Stored entries:
····················
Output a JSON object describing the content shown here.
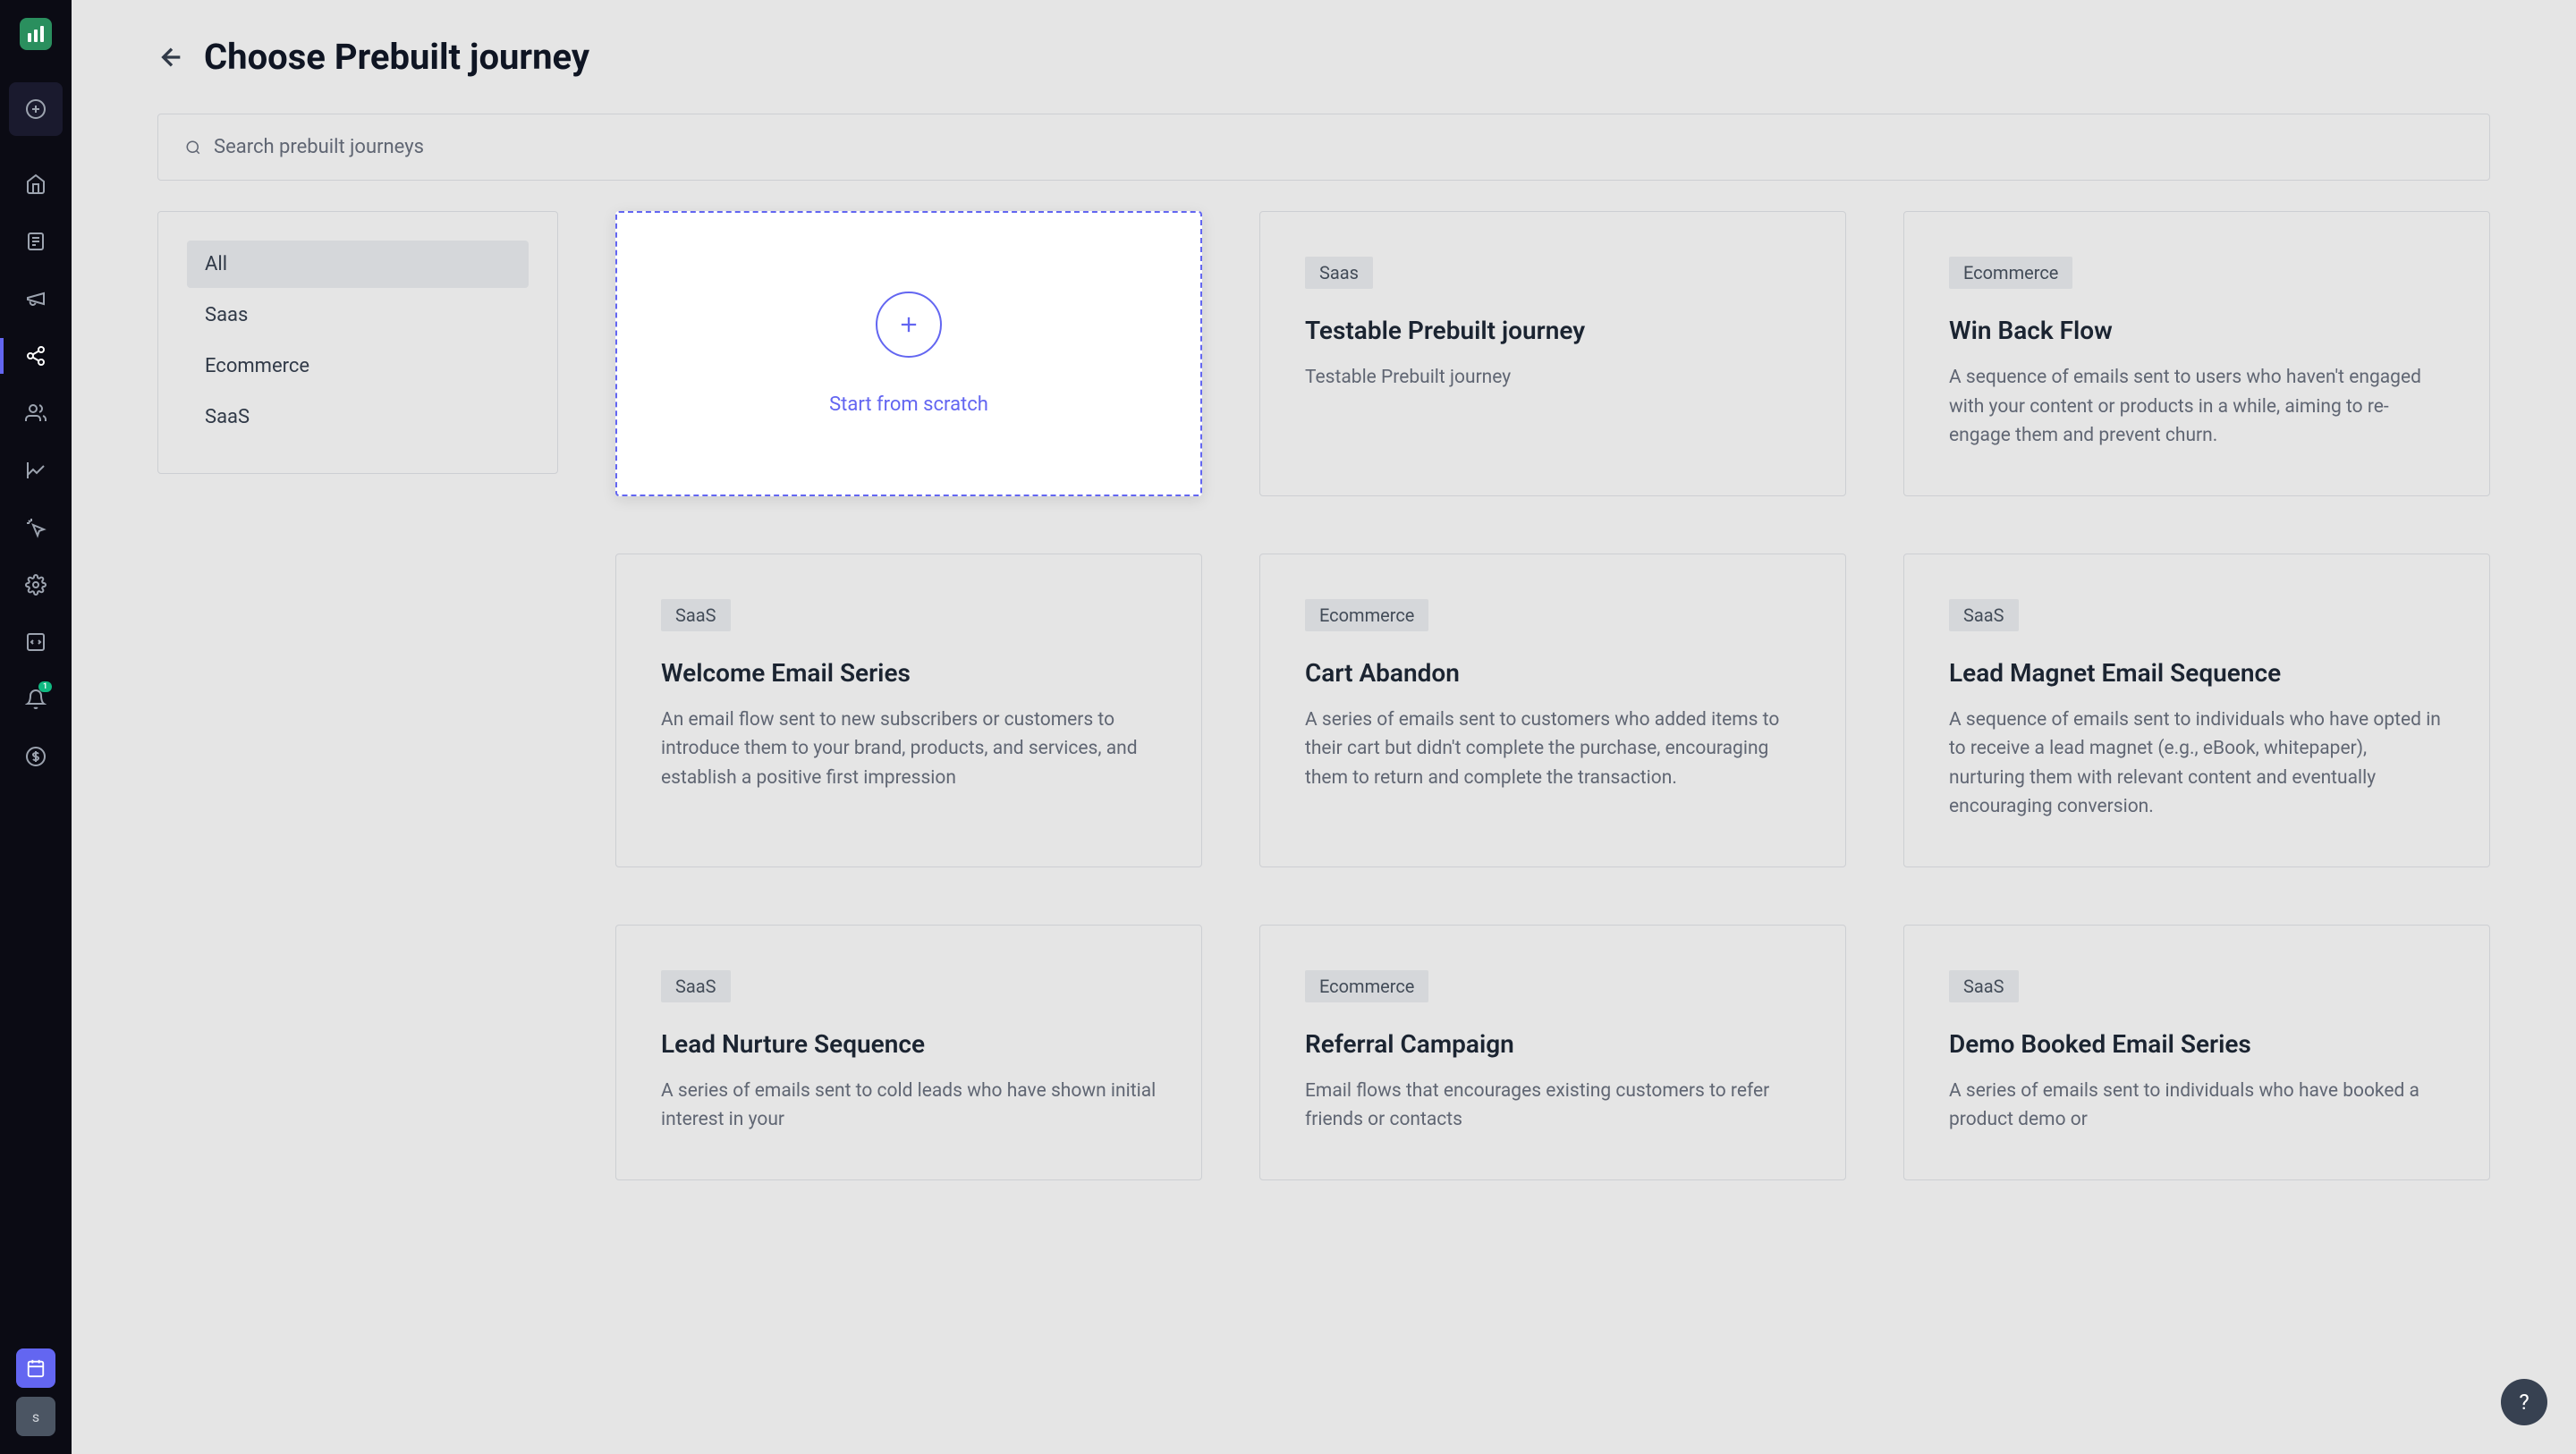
{
  "sidebar": {
    "notify_badge": "1",
    "avatar_letter": "s"
  },
  "header": {
    "title": "Choose Prebuilt journey"
  },
  "search": {
    "placeholder": "Search prebuilt journeys"
  },
  "filters": {
    "items": [
      {
        "label": "All",
        "active": true
      },
      {
        "label": "Saas",
        "active": false
      },
      {
        "label": "Ecommerce",
        "active": false
      },
      {
        "label": "SaaS",
        "active": false
      }
    ]
  },
  "scratch": {
    "label": "Start from scratch"
  },
  "cards": [
    {
      "tag": "Saas",
      "title": "Testable Prebuilt journey",
      "desc": "Testable Prebuilt journey"
    },
    {
      "tag": "Ecommerce",
      "title": "Win Back Flow",
      "desc": "A sequence of emails sent to users who haven't engaged with your content or products in a while, aiming to re-engage them and prevent churn."
    },
    {
      "tag": "SaaS",
      "title": "Welcome Email Series",
      "desc": "An email flow sent to new subscribers or customers to introduce them to your brand, products, and services, and establish a positive first impression"
    },
    {
      "tag": "Ecommerce",
      "title": "Cart Abandon",
      "desc": "A series of emails sent to customers who added items to their cart but didn't complete the purchase, encouraging them to return and complete the transaction."
    },
    {
      "tag": "SaaS",
      "title": "Lead Magnet Email Sequence",
      "desc": "A sequence of emails sent to individuals who have opted in to receive a lead magnet (e.g., eBook, whitepaper), nurturing them with relevant content and eventually encouraging conversion."
    },
    {
      "tag": "SaaS",
      "title": "Lead Nurture Sequence",
      "desc": "A series of emails sent to cold leads who have shown initial interest in your"
    },
    {
      "tag": "Ecommerce",
      "title": "Referral Campaign",
      "desc": "Email flows that encourages existing customers to refer friends or contacts"
    },
    {
      "tag": "SaaS",
      "title": "Demo Booked Email Series",
      "desc": "A series of emails sent to individuals who have booked a product demo or"
    }
  ],
  "help": {
    "label": "?"
  }
}
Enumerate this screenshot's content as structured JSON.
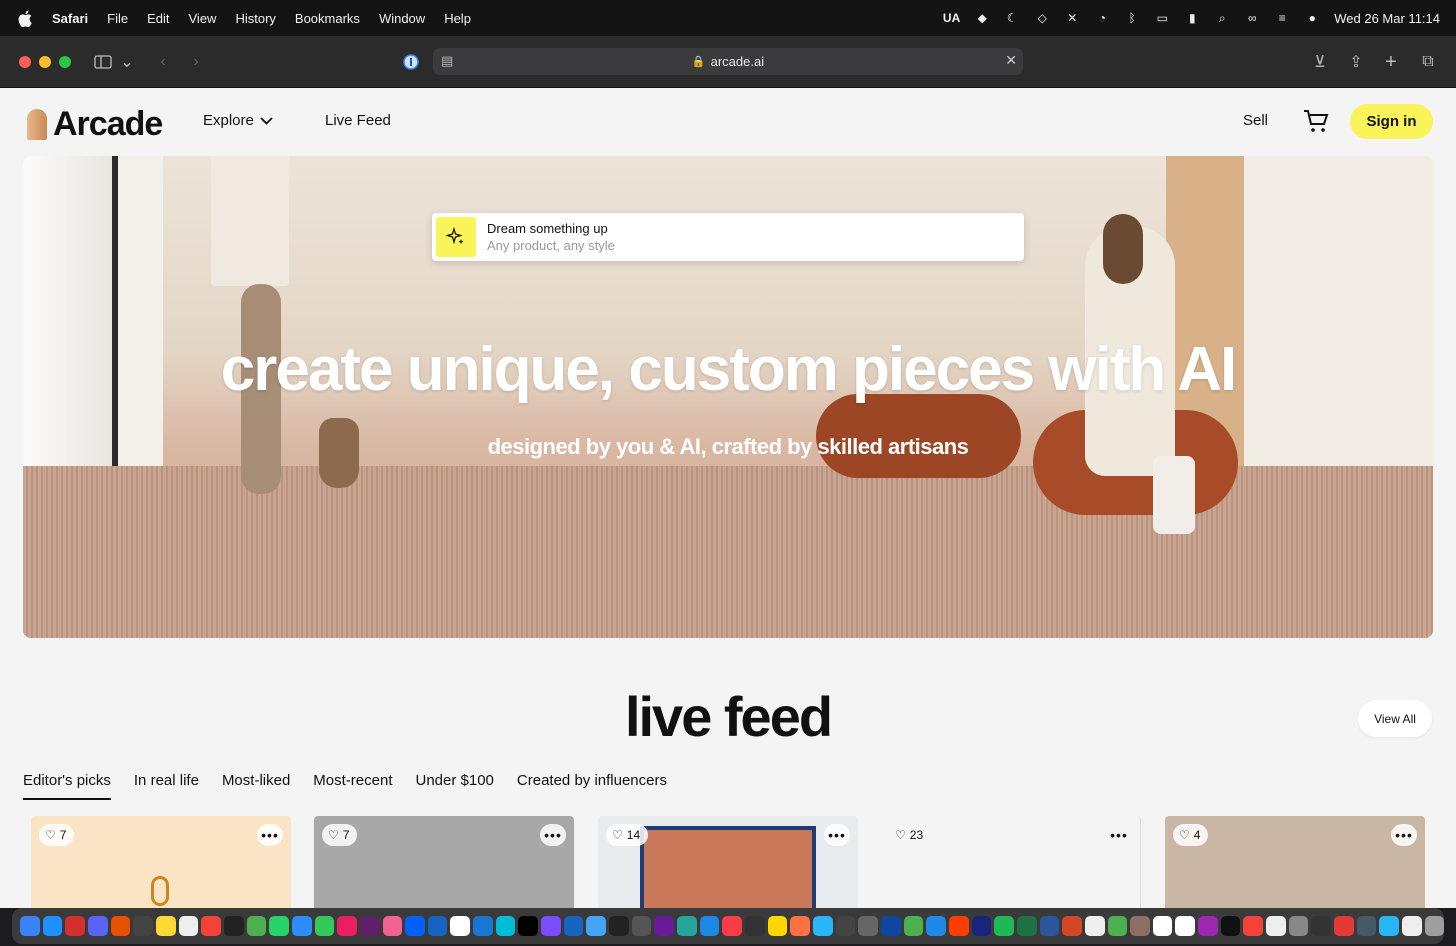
{
  "menubar": {
    "app": "Safari",
    "items": [
      "File",
      "Edit",
      "View",
      "History",
      "Bookmarks",
      "Window",
      "Help"
    ],
    "status_input": "UA",
    "datetime": "Wed 26 Mar  11:14"
  },
  "browser": {
    "url": "arcade.ai"
  },
  "site": {
    "logo": "Arcade",
    "nav": {
      "explore": "Explore",
      "live_feed": "Live Feed",
      "sell": "Sell",
      "sign_in": "Sign in"
    },
    "hero": {
      "prompt_title": "Dream something up",
      "prompt_placeholder": "Any product, any style",
      "title": "create unique, custom pieces with AI",
      "subtitle": "designed by you & AI, crafted by skilled artisans"
    },
    "feed": {
      "title": "live feed",
      "view_all": "View All",
      "tabs": [
        "Editor's picks",
        "In real life",
        "Most-liked",
        "Most-recent",
        "Under $100",
        "Created by influencers"
      ],
      "cards": [
        {
          "likes": "7"
        },
        {
          "likes": "7"
        },
        {
          "likes": "14"
        },
        {
          "likes": "23"
        },
        {
          "likes": "4"
        }
      ]
    }
  },
  "colors": {
    "accent": "#fbf35a",
    "page_bg": "#f4f4f4"
  }
}
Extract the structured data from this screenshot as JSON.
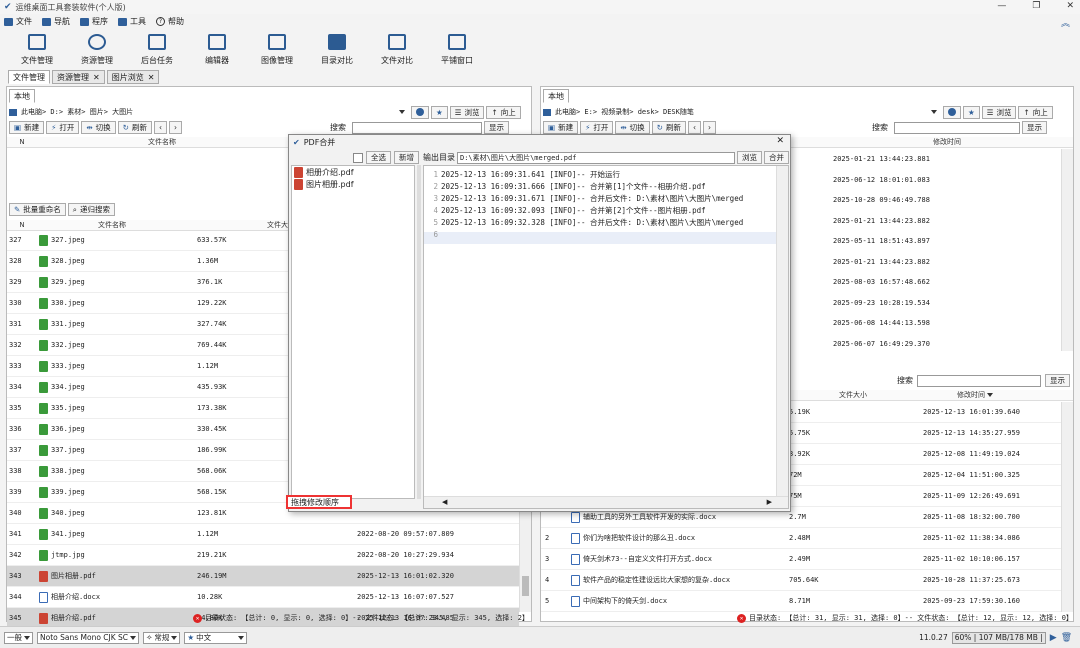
{
  "app": {
    "title": "运维桌面工具套装软件(个人版)"
  },
  "menu": [
    "文件",
    "导航",
    "程序",
    "工具",
    "帮助"
  ],
  "toolbar": [
    "文件管理",
    "资源管理",
    "后台任务",
    "编辑器",
    "图像管理",
    "目录对比",
    "文件对比",
    "平铺窗口"
  ],
  "tabs": [
    "文件管理",
    "资源管理",
    "图片浏览"
  ],
  "left": {
    "local_tab": "本地",
    "path": "此电脑> D:> 素材> 图片> 大图片",
    "browse": "浏览",
    "up": "向上",
    "search_label": "搜索",
    "show": "显示",
    "buttons": [
      "新建",
      "打开",
      "切换",
      "刷新"
    ],
    "col_n": "N",
    "col_name": "文件名称",
    "batch_rename": "批量重命名",
    "recursive_search": "递归搜索",
    "col_n2": "N",
    "col_name2": "文件名称",
    "col_size2": "文件大",
    "rows": [
      {
        "n": "327",
        "name": "327.jpeg",
        "size": "633.57K",
        "time": "",
        "type": "img"
      },
      {
        "n": "328",
        "name": "328.jpeg",
        "size": "1.36M",
        "time": "",
        "type": "img"
      },
      {
        "n": "329",
        "name": "329.jpeg",
        "size": "376.1K",
        "time": "",
        "type": "img"
      },
      {
        "n": "330",
        "name": "330.jpeg",
        "size": "129.22K",
        "time": "",
        "type": "img"
      },
      {
        "n": "331",
        "name": "331.jpeg",
        "size": "327.74K",
        "time": "",
        "type": "img"
      },
      {
        "n": "332",
        "name": "332.jpeg",
        "size": "769.44K",
        "time": "",
        "type": "img"
      },
      {
        "n": "333",
        "name": "333.jpeg",
        "size": "1.12M",
        "time": "",
        "type": "img"
      },
      {
        "n": "334",
        "name": "334.jpeg",
        "size": "435.93K",
        "time": "",
        "type": "img"
      },
      {
        "n": "335",
        "name": "335.jpeg",
        "size": "173.38K",
        "time": "",
        "type": "img"
      },
      {
        "n": "336",
        "name": "336.jpeg",
        "size": "330.45K",
        "time": "",
        "type": "img"
      },
      {
        "n": "337",
        "name": "337.jpeg",
        "size": "186.99K",
        "time": "",
        "type": "img"
      },
      {
        "n": "338",
        "name": "338.jpeg",
        "size": "568.06K",
        "time": "",
        "type": "img"
      },
      {
        "n": "339",
        "name": "339.jpeg",
        "size": "568.15K",
        "time": "",
        "type": "img"
      },
      {
        "n": "340",
        "name": "340.jpeg",
        "size": "123.81K",
        "time": "",
        "type": "img"
      },
      {
        "n": "341",
        "name": "341.jpeg",
        "size": "1.12M",
        "time": "2022-08-20 09:57:07.809",
        "type": "img"
      },
      {
        "n": "342",
        "name": "jtmp.jpg",
        "size": "219.21K",
        "time": "2022-08-20 10:27:29.934",
        "type": "img"
      },
      {
        "n": "343",
        "name": "图片相册.pdf",
        "size": "246.19M",
        "time": "2025-12-13 16:01:02.320",
        "type": "pdf"
      },
      {
        "n": "344",
        "name": "相册介绍.docx",
        "size": "10.28K",
        "time": "2025-12-13 16:07:07.527",
        "type": "doc"
      },
      {
        "n": "345",
        "name": "相册介绍.pdf",
        "size": "84.86K",
        "time": "2025-12-13 16:07:23.485",
        "type": "pdf"
      }
    ],
    "status": "目录状态: 【总计: 0, 显示: 0, 选择: 0】-- 文件状态: 【总计: 345, 显示: 345, 选择: 2】"
  },
  "right": {
    "local_tab": "本地",
    "path": "此电脑> E:> 视频录制> desk> DESK随笔",
    "browse": "浏览",
    "up": "向上",
    "search_label": "搜索",
    "show": "显示",
    "buttons": [
      "新建",
      "打开",
      "切换",
      "刷新"
    ],
    "col_mtime": "修改时间",
    "top_times": [
      "2025-01-21 13:44:23.881",
      "2025-06-12 18:01:01.083",
      "2025-10-28 09:46:49.788",
      "2025-01-21 13:44:23.882",
      "2025-05-11 18:51:43.897",
      "2025-01-21 13:44:23.882",
      "2025-08-03 16:57:48.662",
      "2025-09-23 10:28:19.534",
      "2025-06-08 14:44:13.598",
      "2025-06-07 16:49:29.370"
    ],
    "search_label2": "搜索",
    "show2": "显示",
    "col_size": "文件大小",
    "col_mtime2": "修改时间",
    "bottom_rows": [
      {
        "n": "",
        "name": "",
        "size": "5.19K",
        "time": "2025-12-13 16:01:39.640"
      },
      {
        "n": "",
        "name": "",
        "size": "5.75K",
        "time": "2025-12-13 14:35:27.959"
      },
      {
        "n": "",
        "name": "",
        "size": "3.92K",
        "time": "2025-12-08 11:49:19.024"
      },
      {
        "n": "",
        "name": "",
        "size": "72M",
        "time": "2025-12-04 11:51:00.325"
      },
      {
        "n": "",
        "name": "",
        "size": "75M",
        "time": "2025-11-09 12:26:49.691"
      },
      {
        "n": "",
        "name": "辅助工具的另外工具软件开发的实际.docx",
        "size": "2.7M",
        "time": "2025-11-08 18:32:00.700"
      },
      {
        "n": "2",
        "name": "你们为啥把软件设计的那么丑.docx",
        "size": "2.48M",
        "time": "2025-11-02 11:38:34.086"
      },
      {
        "n": "3",
        "name": "倚天剑术73--自定义文件打开方式.docx",
        "size": "2.49M",
        "time": "2025-11-02 10:10:06.157"
      },
      {
        "n": "4",
        "name": "软件产品的稳定性建设远比大家想的复杂.docx",
        "size": "705.64K",
        "time": "2025-10-28 11:37:25.673"
      },
      {
        "n": "5",
        "name": "中间架构下的倚天剑.docx",
        "size": "8.71M",
        "time": "2025-09-23 17:59:30.160"
      }
    ],
    "status": "目录状态: 【总计: 31, 显示: 31, 选择: 0】-- 文件状态: 【总计: 12, 显示: 12, 选择: 0】"
  },
  "dialog": {
    "title": "PDF合并",
    "select_all": "全选",
    "new": "新增",
    "files": [
      "相册介绍.pdf",
      "图片相册.pdf"
    ],
    "output_label": "输出目录",
    "output_path": "D:\\素材\\图片\\大图片\\merged.pdf",
    "browse": "浏览",
    "merge": "合并",
    "drag_hint": "拖拽修改顺序",
    "log": [
      "2025-12-13 16:09:31.641 [INFO]-- 开始运行",
      "2025-12-13 16:09:31.666 [INFO]-- 合并第[1]个文件--相册介绍.pdf",
      "2025-12-13 16:09:31.671 [INFO]-- 合并后文件: D:\\素材\\图片\\大图片\\merged",
      "2025-12-13 16:09:32.093 [INFO]-- 合并第[2]个文件--图片相册.pdf",
      "2025-12-13 16:09:32.328 [INFO]-- 合并后文件: D:\\素材\\图片\\大图片\\merged"
    ],
    "line_numbers": [
      "1",
      "2",
      "3",
      "4",
      "5",
      "6"
    ]
  },
  "bottom": {
    "combo1": "一般",
    "font": "Noto Sans Mono CJK SC",
    "style": "常规",
    "lang": "中文",
    "version": "11.0.27",
    "memory": "60% | 107 MB/178 MB |"
  }
}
····················
Set exercise >>
Tally up the lines in the records that contain the word "with" and give only the total.

Result for this task >>
3